本文:
___

僕のライフログが、初音ミクさんと出会う日。



ネットの公開写真群から1000万倍速タイムラプス動画を自動合成、Googleの研究者らが発表 

 この記事を読んで、ちょっとした衝撃を受けた。
 インターネット上のデータの蓄積(ジオタグとか平面写真など)から立体モデルを作り出し、更に類似写真を探し出すアルゴリズムを組み合わせて作った、いわば架空世界である。

 こういう技術を目の当たりにすると、人間のライフログから、その人と同じように振る舞うアルゴリズム(botみたいなものでもいいけれど)を創れる未来なんて、そう遠くないんだろうなと感じる。具体的には、ウェアラブル端末を身体にいっぱい身につけて、自分の行動や発言の痕跡をたくさん残しておけば、それらのライフログを元に動かすbotがチューリングテストを突破してしまうような未来が、すぐそこまで来ている。

 botでは意識がないと言われるだろう。そこで、ライフログのシミュレーションを、実物でもバーチャルでも何でもいい、人間の身体を使ってコミュニケーションの入出力を行い、更にその結果をエピソード記憶として保管、身体へ再出力を行う、メモリ付きのプロセッサを付け加えるとどうなるか。それはもう人間である。自我の複製、不老不死、永久保存である(その存在が、いまの自我と連続性を持っているかという問いは、ここでは省く)。

 夢物語のように聞こえるかもしれないが、いまはその、入り口くらいに到達している。たとえばAmazonなどは、人のウェブ閲覧の記録から、その人の行動をシミュレートし、ウェブデザインと物流のコントロールを行っている。その技術の行き着く先が、まさにライフログから生み出された自分の分身だ。あなたがAmazonのサイトに行き、そこで目にする『おすすめ商品』を選んでいるのは、Amazonのサーバ内に住むあなたの分身というわけだ。

 そういう意味で、Google GlassとAndroid Wearの出現は、圧倒的なライフログの収集が出来る端末として、人間の意識が肉体の外へ進出する第一歩だと思っていたのだけれど、さほど普及していないのが残念だ。人間の意識の拡張は、産業革命とか、IT革命とか、それに匹敵する飛躍ポイントだと考えている。

 個人的な見解ではあるが、あと10年も経てば、ライフログのシミュレーションが、一定の人のチューリングテストを突破する時代が来るだろう。そして20年も経てば、人は、自らの身体から得られる意識領域の外にも拡張空間があることを認知して、新たな大陸へ足を踏み出すだろう。

 そしてオレは、早々に肉体を捨て、ライフログのシミュレーションをウェブ上で走らせ、同じく身体を持たない初音ミクさんと出会うことが出来るのだ。

 さいご、無理矢理、初音ミクと絡めた感がするけれど、半分本気だったりする。終わり。

___

(レイアウト座標データ)
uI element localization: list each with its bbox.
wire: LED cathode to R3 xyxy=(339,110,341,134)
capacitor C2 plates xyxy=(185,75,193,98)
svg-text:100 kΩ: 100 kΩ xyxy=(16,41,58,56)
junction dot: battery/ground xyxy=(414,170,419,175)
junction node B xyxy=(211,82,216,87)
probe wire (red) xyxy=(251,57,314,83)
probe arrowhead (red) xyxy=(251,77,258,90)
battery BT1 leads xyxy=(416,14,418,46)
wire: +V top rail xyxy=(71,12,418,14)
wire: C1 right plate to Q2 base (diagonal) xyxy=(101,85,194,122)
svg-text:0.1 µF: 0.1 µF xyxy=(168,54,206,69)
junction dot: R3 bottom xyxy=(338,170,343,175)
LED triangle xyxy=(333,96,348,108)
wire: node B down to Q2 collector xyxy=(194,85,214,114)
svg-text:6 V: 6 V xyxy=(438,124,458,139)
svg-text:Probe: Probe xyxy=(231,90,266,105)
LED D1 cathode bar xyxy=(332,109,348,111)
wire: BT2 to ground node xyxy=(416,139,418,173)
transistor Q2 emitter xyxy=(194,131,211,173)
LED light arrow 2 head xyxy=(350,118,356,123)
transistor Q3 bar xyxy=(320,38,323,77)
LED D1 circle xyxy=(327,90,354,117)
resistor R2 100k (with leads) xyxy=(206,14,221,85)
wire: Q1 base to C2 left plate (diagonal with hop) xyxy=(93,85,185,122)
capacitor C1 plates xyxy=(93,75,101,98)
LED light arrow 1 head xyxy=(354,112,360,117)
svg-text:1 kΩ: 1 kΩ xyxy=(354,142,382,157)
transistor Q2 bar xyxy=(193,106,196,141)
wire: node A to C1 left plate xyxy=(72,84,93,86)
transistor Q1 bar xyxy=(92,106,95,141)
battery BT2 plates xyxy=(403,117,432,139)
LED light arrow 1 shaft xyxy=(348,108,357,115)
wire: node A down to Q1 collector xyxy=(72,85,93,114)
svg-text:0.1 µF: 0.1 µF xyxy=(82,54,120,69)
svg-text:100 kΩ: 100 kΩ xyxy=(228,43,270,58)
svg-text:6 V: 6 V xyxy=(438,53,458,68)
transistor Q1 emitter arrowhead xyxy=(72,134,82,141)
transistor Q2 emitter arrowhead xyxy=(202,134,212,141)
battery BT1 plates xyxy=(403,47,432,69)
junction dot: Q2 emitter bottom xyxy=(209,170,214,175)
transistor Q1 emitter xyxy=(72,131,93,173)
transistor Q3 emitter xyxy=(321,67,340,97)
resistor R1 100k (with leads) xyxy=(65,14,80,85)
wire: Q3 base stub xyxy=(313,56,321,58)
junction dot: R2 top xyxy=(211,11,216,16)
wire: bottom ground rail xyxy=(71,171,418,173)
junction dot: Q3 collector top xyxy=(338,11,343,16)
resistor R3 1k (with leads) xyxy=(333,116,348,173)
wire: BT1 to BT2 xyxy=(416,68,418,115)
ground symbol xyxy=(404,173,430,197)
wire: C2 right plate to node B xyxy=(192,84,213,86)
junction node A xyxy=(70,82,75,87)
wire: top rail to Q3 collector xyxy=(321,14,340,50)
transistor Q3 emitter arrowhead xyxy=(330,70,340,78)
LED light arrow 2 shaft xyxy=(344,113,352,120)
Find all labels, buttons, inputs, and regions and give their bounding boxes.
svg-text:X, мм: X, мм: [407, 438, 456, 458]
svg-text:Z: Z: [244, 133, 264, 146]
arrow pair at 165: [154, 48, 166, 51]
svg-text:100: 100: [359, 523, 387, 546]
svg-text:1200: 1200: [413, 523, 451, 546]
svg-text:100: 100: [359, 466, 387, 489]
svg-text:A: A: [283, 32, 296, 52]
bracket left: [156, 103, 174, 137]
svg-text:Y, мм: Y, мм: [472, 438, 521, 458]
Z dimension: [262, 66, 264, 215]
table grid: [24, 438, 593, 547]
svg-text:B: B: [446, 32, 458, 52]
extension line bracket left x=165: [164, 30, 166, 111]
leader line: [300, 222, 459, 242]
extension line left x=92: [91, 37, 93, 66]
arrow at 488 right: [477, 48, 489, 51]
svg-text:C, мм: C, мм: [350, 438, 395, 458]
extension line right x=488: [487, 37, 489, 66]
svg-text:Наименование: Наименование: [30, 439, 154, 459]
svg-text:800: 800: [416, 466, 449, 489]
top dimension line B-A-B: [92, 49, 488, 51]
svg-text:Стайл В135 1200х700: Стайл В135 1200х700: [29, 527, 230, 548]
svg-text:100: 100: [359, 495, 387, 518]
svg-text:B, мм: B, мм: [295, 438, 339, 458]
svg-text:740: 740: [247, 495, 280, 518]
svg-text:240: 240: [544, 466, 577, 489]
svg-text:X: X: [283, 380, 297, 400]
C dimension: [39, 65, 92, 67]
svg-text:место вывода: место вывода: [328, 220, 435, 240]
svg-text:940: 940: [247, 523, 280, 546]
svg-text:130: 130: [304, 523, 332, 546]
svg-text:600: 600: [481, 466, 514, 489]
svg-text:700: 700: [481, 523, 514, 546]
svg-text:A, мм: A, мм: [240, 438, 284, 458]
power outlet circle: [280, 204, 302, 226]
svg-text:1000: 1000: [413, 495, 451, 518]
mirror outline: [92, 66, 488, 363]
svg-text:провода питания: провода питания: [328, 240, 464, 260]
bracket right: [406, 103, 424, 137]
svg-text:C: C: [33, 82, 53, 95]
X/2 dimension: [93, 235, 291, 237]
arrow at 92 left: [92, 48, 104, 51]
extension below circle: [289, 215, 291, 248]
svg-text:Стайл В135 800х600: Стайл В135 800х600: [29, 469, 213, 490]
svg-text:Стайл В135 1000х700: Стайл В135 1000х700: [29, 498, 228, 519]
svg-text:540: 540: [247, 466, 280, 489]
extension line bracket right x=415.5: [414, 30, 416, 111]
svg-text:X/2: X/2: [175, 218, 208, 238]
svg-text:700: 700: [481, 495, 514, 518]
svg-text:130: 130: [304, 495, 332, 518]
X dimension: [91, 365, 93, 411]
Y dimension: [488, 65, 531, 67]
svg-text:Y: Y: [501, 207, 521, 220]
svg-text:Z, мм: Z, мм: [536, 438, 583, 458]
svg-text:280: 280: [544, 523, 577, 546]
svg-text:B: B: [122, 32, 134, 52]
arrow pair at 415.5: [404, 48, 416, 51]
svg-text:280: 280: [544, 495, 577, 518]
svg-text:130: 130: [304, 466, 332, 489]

___

課題:
1/ ライフログの文章にある「人間の意識の拡張は、産業革命とか、IT革命とか、それに匹敵する飛躍ポイントだと考えている。」を英語に訳してください。
2/ ライフログの文章で「それはもう人間である。」のすぐ後の文に並んでいる語句を、すべて挙げてください。
3/ ライフログの文章から、「ネットの公開写真群から100」で始まり「むあなたの分身というわけだ。」で終わる部分を、そのまま書き写してください。
一覧の中身は、ライフログの文章とは関係ありません。

課題ごとの解答:
1/ I think the expansion of human consciousness is a leap on par with the Industrial Revolution or the IT Revolution.

2/ 自我の複製、不老不死、永久保存

3/
ネットの公開写真群から1000万倍速タイムラプス動画を自動合成、Googleの研究者らが発表 

 この記事を読んで、ちょっとした衝撃を受けた。
 インターネット上のデータの蓄積(ジオタグとか平面写真など)から立体モデルを作り出し、更に類似写真を探し出すアルゴリズムを組み合わせて作った、いわば架空世界である。

 こういう技術を目の当たりにすると、人間のライフログから、その人と同じように振る舞うアルゴリズム(botみたいなものでもいいけれど)を創れる未来なんて、そう遠くないんだろうなと感じる。具体的には、ウェアラブル端末を身体にいっぱい身につけて、自分の行動や発言の痕跡をたくさん残しておけば、それらのライフログを元に動かすbotがチューリングテストを突破してしまうような未来が、すぐそこまで来ている。

 botでは意識がないと言われるだろう。そこで、ライフログのシミュレーションを、実物でもバーチャルでも何でもいい、人間の身体を使ってコミュニケーションの入出力を行い、更にその結果をエピソード記憶として保管、身体へ再出力を行う、メモリ付きのプロセッサを付け加えるとどうなるか。それはもう人間である。自我の複製、不老不死、永久保存である(その存在が、いまの自我と連続性を持っているかという問いは、ここでは省く)。

 夢物語のように聞こえるかもしれないが、いまはその、入り口くらいに到達している。たとえばAmazonなどは、人のウェブ閲覧の記録から、その人の行動をシミュレートし、ウェブデザインと物流のコントロールを行っている。その技術の行き着く先が、まさにライフログから生み出された自分の分身だ。あなたがAmazonのサイトに行き、そこで目にする『おすすめ商品』を選んでいるのは、Amazonのサーバ内に住むあなたの分身というわけだ。